■ Work to be completed ■
Among the lines below, count those with "spread". Give the total alone.

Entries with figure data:
....
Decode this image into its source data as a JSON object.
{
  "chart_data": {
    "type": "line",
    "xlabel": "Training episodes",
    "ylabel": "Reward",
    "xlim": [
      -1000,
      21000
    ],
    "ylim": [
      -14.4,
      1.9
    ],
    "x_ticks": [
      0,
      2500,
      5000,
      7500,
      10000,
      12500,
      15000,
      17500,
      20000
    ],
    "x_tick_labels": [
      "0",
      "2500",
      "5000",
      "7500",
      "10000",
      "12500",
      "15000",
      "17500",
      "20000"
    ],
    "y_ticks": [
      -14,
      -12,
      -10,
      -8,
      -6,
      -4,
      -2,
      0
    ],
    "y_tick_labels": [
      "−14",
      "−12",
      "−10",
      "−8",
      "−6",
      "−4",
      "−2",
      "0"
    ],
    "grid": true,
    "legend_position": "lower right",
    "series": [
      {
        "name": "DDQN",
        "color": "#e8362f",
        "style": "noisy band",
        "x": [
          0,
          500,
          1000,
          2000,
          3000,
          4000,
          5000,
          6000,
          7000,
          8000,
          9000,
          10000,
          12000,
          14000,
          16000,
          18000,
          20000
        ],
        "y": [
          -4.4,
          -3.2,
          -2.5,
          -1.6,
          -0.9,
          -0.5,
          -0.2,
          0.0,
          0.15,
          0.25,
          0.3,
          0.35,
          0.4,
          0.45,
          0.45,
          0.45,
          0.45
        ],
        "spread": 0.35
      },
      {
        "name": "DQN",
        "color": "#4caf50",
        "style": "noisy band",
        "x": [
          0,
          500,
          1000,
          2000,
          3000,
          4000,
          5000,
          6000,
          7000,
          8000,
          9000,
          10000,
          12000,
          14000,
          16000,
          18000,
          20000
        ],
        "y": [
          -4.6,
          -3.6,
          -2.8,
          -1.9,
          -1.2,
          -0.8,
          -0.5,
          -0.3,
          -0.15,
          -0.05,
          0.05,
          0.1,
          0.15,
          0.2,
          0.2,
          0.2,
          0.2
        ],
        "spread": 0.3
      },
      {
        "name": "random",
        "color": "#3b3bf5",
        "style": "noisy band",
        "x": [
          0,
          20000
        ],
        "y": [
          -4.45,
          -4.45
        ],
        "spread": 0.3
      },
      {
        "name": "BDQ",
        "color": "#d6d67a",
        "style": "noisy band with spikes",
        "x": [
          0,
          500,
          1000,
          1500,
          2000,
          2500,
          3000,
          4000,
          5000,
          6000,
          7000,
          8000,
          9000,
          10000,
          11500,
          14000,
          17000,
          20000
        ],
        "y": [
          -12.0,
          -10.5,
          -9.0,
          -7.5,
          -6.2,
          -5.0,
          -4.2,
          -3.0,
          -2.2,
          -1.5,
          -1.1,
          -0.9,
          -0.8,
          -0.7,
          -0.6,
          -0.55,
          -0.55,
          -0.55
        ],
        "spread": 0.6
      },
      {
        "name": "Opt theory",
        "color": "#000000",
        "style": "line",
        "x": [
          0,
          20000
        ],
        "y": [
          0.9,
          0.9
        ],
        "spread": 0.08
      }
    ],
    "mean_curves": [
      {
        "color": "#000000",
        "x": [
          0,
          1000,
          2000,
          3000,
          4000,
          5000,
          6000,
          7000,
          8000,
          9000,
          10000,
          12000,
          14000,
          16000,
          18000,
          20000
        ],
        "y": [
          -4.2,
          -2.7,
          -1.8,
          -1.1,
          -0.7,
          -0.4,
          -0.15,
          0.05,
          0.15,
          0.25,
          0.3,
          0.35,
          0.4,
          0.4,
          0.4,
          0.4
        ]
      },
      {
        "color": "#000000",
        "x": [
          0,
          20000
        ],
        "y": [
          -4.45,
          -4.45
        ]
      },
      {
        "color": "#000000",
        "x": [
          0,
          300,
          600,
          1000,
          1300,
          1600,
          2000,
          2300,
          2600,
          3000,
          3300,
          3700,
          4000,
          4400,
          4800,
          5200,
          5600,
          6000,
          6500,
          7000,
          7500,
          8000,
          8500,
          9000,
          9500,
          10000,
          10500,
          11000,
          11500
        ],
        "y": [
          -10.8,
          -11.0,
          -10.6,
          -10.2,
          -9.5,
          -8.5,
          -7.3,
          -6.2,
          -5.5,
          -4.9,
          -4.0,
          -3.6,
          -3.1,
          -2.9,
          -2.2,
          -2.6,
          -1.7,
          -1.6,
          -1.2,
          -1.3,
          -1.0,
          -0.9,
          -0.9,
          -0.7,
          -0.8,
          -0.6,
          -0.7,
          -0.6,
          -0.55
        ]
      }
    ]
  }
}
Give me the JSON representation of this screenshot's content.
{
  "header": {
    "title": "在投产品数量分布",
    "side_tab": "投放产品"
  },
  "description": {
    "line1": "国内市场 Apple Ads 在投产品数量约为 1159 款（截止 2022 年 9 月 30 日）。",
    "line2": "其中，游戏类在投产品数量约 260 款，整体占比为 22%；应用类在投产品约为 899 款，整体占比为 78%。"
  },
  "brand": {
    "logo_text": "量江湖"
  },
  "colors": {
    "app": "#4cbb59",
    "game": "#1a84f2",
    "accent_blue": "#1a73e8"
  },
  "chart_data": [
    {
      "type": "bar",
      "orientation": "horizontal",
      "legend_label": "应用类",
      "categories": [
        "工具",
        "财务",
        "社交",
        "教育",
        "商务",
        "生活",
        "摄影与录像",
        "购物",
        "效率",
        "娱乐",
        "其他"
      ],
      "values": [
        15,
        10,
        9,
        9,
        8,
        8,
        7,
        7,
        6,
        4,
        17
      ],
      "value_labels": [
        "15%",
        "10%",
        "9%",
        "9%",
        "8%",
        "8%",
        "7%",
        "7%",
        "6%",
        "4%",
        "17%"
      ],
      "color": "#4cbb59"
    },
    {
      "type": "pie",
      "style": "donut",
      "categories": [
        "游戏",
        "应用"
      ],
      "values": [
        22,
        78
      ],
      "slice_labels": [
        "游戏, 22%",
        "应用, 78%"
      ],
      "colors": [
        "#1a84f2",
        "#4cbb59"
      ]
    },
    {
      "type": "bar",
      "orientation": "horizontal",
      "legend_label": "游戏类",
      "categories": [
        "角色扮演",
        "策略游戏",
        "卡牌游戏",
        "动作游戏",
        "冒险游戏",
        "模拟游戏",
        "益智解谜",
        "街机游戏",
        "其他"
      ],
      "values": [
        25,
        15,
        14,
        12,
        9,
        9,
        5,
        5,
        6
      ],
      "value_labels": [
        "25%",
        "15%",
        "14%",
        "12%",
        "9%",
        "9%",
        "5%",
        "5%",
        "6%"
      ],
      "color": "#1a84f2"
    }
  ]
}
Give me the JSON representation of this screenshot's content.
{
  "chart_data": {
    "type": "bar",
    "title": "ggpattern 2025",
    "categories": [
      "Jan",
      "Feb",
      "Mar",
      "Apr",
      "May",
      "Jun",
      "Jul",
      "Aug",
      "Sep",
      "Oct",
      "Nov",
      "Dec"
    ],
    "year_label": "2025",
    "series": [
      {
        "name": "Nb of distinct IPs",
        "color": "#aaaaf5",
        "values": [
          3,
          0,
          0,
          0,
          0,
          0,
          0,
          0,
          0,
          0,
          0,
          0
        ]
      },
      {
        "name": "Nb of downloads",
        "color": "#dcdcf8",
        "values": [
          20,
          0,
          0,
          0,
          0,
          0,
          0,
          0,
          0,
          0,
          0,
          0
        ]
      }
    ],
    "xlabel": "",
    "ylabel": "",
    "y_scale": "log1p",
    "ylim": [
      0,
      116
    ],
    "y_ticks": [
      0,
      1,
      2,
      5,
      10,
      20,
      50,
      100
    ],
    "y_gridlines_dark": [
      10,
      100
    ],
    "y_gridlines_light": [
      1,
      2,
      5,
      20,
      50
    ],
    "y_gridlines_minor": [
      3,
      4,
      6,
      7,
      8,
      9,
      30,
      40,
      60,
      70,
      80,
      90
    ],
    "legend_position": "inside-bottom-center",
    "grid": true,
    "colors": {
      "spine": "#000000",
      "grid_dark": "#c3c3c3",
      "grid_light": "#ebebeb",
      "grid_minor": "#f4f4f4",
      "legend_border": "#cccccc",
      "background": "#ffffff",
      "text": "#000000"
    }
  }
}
....
■ Response to this task ■
5